• _To-do list_:
(a) In the article on the Nigerian agribusiness conference, at which hotel was the Meet the Farmers Conference held?
(b) Put this sentence from the article on the Nigerian agribusiness conference into Spanish: "He described greenhouse as the future of agriculture, especially in Africa."
(c) Write the next few paragraphs of the article on the Nigerian agribusiness conference, starting after its final sentence.

• _Provided text_:
A N50 billion Export Promotion Fund has been launched for Nigerian exporters, in the bid to promote exports of made-in-Nigerian goods,



NEXIM Bank, Agriculture, Agriculture: Looking beyond the provision of finance   

The Nigerian agricultural producers and exporters have been advised to improve the quality, branding and packaging of their produce, in order to fully explore the huge marketing opportunities in the Middle East, especially the United Arab Emirates.

This and numerous issues were discussed on Wednesday at an agro stakeholders’ conference, Meet the Farmers Conference, held at the Intercontinental Hotel, in Lagos. The event was organised by Crenov8 Consulting and tagged “The Future of Agribusiness”.

Smart Agriculture

Technology is now changing the face of agriculture, not only globally, but also in some sub-Sahara African countries. Nigerian farmers were, therefore, advised to embrace the use of technology for their farming and livestock activities, so as to maximise their agricultural produce.

Various stakeholders who spoke at the agro export business conference advocated for the need for Nigeria to immediately begin to nurture younger ones, especially youths (who make up 60% of the population) to take over agriculture in the country so as to revolutionise the sector through technology.

On his part, Mr Ayodeji Arikawe, Co-Founder, ThriveAgric, said the use of technology in agriculture could be from the area of Information and Communication Technology (ICT), methodology, process etc, adding that technology will reduce the number of people who work on the farm while methodology will maximise land by reducing the amount of land used for agriculture etc.

Agribusiness in Nigeria

A key note speaker at the event and Vice President of the Nigeria Agribusiness Group (NABG), Emmanuel Ijewere, enjoined Nigerian businessmen to invest heavily in the agricultural sector saying that agribusiness has more potentials than the much talked-about oil and gas business. He said,

“in the next few years, the next group of Nigerian billionaires will be from the agribusiness.”

He said the demography of Nigerian population is an asset which should be exploited, adding that the ratio of youth to the total population is very high and should be a huge market for agribusiness, since the almost 200 million Nigerians must feed daily. He also encouraged Nigerians to pick and click into any of the value chains of agribusiness.

“The almost 200 million Nigerians must eat daily, so we need to take agriculture serious now because our population will soon double by 2050.”

Maximising Agro produce

Mr Ijewere also advised Nigerians farmers to exploit the use of greenhouse for agriculture, in order to multiply their farm yields.  He described greenhouse as the future of agriculture, especially in Africa.

• _Available data_:
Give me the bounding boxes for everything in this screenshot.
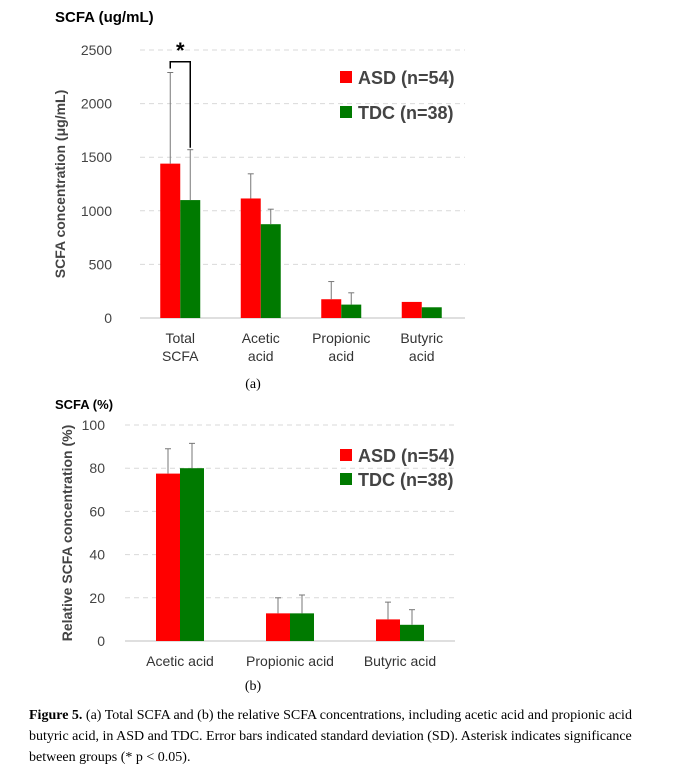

• _Answers to the tasks_:
(a) The Intercontinental Hotel in Lagos.

(b) Describió el invernadero como el futuro de la agricultura, especialmente en África.

(c)
According to him,

“Greenhouse is not farming, but science and technology. It protects produce and multiplies them.”

He emphasised that Kenya and many African countries have left Nigeria behind in the area of agriculture, adding that while Kenya has 1,078 greenhouses, Nigeria only have about 300 greenhouses, of which only 2 are operational.

In his own contribution, the Minister of Agriculture and Rural Development, Audu Ogbeh, represented by a Director in the Ministry, emphasised that government see technology as a way of increasing and improving agricultural produce which necessitated government’s  support for smart farming in Nigeria.

Promotion of Agric Exports

A N50 billion Export Promotion Fund has been launched for Nigerian exporters, in the bid to promote exports of made-in-Nigerian goods, according to Stella Okotete, who represented the Managing Director of the Nigeria Export-Import Bank (NEXIM), at the conference. She went on to add that several cocoa exporters have recently benefited from the fund. She also said Nigeria can even benefit from the trade war between the United States and China:

“US flying soya beans over Africa to export them to China is a shame to the continent. We have arable land for soya beans in Nigeria, but we don’t even have enough soya beans to process into soya oil. We should be exporting it in large quantity.”

The need for Partnership

She advocated the need for partnerships in the Nigerian agricultural sector, saying that most of the big companies operating in the agric space are not owned by one individual. She went on to encouraged agric exporters and farmers to form partnership and co-operative societies, in order to make it easier for them to access funds from NEXIM Bank.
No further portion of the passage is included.